» PASSAGE PROVIDED

Saturday, January 29, 2011

Anne Lamott

Hers was a face anyone would naturally want in the kitchen, a combination of fresh peach and aged potato.You could see the weight and warmth and softness of her cheeks - that tender part a mother would cup in her hands - now grown so old. I love that she loved fats too much, and cheeses; I love that she would not let you eschew either. She was just about the last of the food people who did not get caught up in any modern madness, insisting instead on staying in the luxuriousness of taste and texture and communion.

Anne Lamott, M.F.K. Fisher A life in Letters

Vanessa Valliere

Fate
I knew when I saw the machine at the end of the hallway that I would be getting mini Oreos. Some things are just like that.

-Vanessa Valliere

Tuesday, January 25, 2011

Corn Tortillas

This week I saw that Stop and Shop had Maseca brand masa harina corn tortilla flour in the bargain aisle. On impulse I bought the 4.4 pound bag and just made a batch of tortillas. They came out great! All you need is masa, salt, and water. You start with a golf-ball sized piece of dough. My first few tortillas stuck to the tortilla press, but then I finally followed the directions and used plastic wrap on the tortilla press and they came out perfectly. You can also use a rolling pin or a bottle as a rolling pin. Roll them out between two pieces of plastic wrap or wax paper. Then, when flattened, place the tortilla on a hot skillet and cook for a few minutes on each side. This is a fast and simple and healthy food.

Monday, January 24, 2011

Ice Picnic

My inner cowboy wants to go ice fishing - just to be out there on the iced pond prairie. I want to make a fire on the ice and sit on my wooden kitchen chair and have a picnic with my dog.

Jack Lalanne

Would you give your dog a cigarette and a doughnut for breakfast every morning?
-Jack Lalanne

Saturday, January 22, 2011

Salvaging Toasted Walnuts

I toasted walnuts a few weeks ago and wasn't so sure I liked the results. So I put the walnuts in brownies which may have made the brownies slightly strange. Yesterday, after shoveling snow, I decided to try salvaging the remaining walnuts. I took sugar, cinnamon, salt, and a pinch of cayenne, and mixed them with a bit of corn oil. I heated the spicy mixture slightly. Then, I added the sweet and spicy topping to the walnuts and mixed them all together. Delicious!

» ACTIONS TO TAKE
1. List every ingredient that the blog entries say went into the topping for the toasted walnuts.
2. Turn the paragraph of the blog entries that begins "This week I saw that Stop and Shop" into a short list of its main facts.
3. Carry on the blog entries about food and daily life, starting right after their last sentence.

Structured page parsing data:
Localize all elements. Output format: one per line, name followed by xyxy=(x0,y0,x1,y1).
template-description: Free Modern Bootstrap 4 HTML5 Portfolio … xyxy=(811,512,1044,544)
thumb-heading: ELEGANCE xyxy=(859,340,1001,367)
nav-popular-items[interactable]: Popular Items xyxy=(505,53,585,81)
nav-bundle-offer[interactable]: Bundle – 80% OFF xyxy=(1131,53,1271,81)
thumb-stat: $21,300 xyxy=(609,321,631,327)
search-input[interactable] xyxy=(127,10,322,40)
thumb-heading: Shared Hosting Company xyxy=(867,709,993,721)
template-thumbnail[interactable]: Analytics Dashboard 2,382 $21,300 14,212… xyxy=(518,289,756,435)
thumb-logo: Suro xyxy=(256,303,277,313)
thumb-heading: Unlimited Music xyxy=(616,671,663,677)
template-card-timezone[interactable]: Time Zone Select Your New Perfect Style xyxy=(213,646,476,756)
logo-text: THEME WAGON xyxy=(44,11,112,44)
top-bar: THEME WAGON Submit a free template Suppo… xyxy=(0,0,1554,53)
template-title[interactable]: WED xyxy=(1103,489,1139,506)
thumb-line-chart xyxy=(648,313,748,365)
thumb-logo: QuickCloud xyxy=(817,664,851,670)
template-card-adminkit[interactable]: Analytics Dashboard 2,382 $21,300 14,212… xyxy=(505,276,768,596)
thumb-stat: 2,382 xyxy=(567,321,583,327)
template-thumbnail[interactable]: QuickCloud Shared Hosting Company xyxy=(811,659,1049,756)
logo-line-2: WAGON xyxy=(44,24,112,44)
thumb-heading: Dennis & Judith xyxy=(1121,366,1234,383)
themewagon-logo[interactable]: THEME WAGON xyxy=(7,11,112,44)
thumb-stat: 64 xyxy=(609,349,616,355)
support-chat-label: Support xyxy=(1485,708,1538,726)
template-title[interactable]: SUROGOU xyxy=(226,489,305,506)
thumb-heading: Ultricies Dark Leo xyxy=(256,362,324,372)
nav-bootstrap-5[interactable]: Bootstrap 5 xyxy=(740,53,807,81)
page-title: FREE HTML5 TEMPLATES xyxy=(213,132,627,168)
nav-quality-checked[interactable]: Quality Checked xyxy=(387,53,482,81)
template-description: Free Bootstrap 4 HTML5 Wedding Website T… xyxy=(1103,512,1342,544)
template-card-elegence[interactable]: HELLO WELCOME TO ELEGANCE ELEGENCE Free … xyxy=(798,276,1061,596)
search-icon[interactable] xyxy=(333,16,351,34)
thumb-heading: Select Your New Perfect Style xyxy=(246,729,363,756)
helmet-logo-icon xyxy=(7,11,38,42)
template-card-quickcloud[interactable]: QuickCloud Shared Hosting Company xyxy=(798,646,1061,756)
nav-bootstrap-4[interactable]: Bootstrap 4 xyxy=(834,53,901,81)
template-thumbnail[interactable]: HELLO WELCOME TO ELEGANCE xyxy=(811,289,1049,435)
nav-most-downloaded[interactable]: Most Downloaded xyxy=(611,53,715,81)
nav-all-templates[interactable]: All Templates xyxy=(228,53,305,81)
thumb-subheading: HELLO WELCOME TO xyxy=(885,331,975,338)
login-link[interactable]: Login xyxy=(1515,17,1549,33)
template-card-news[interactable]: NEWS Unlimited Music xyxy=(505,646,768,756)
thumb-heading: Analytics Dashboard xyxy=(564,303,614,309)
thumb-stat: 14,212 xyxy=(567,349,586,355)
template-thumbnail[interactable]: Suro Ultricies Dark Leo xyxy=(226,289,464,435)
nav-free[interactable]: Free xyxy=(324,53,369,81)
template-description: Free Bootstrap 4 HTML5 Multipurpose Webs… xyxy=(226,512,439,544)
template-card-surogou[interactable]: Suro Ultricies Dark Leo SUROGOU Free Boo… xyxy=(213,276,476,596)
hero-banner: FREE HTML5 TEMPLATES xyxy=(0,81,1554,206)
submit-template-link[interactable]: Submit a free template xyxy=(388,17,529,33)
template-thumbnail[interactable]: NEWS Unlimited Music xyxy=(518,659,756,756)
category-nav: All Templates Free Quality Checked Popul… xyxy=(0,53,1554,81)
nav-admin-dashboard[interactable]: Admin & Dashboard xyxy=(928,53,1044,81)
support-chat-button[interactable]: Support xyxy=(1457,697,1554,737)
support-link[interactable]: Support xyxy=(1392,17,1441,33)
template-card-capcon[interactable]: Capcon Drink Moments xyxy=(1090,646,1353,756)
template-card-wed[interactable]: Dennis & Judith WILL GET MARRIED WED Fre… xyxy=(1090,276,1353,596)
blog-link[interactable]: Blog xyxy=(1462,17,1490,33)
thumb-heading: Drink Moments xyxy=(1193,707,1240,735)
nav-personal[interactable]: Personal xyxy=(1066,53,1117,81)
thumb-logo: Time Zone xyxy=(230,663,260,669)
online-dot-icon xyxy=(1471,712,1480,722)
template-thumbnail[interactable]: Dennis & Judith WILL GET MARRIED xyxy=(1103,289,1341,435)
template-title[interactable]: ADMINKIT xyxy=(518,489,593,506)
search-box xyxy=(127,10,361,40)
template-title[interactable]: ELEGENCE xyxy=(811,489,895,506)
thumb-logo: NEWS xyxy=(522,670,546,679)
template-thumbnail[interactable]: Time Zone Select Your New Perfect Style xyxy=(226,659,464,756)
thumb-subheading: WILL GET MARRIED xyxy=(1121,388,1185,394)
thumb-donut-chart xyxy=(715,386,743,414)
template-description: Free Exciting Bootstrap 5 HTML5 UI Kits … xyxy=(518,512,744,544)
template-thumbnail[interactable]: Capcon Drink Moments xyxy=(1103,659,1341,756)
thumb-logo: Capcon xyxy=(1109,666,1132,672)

» RESPONSES
1.
- Sugar
- Cinnamon
- Salt
- A pinch of cayenne
- A bit of corn oil

2.
- Stop and Shop had Maseca brand masa harina corn tortilla flour in the bargain aisle, and a 4.4 pound bag was bought on impulse.
- The tortillas need only masa, salt, and water.
- Start with a golf-ball sized piece of dough.
- The first tortillas stuck to the press, but they came out perfectly once plastic wrap was used on it, as the directions say.
- A rolling pin or a bottle also works. Roll the dough between two pieces of plastic wrap or wax paper.
- Cook each flattened tortilla on a hot skillet for a few minutes per side.
- The tortillas are a fast, simple, and healthy food.

3.
Friday, January 21, 2011

Window of Meat

We wandered along William Street and came across this glorious sight in the window of Golden King BBQ restaurant. We’re proud carnivores and were powerless to resist the savoury siren song of the window of meat.
- The Food Pornographer

Link here.

Wednesday, January 19, 2011

Grandmother Wisdom

When I don't get a full night of sleep I feel like an observatory with my head open to the stars. I used to think my need for sleep was a weakness, like my desire for food, chocolate, coffee, or meat! Instead of listening to my body I would reinterpret or ignore the signals. In my fiftieth year I realize it is helpful not hazardous to trust your body's wisdom. Happiness comes from listening to your body, even when you wish it were telling you something else! My body carries grandmother wisdom within me.

Monday, January 17, 2011

William Matthews

. . . pain and joy eat off each other's plates. . .
-William Matthews

Sunday, January 16, 2011

Ruth Reichl

My idea of good living is not about eating high on the hog. Rather, to me good living means understanding how food connects us to the earth.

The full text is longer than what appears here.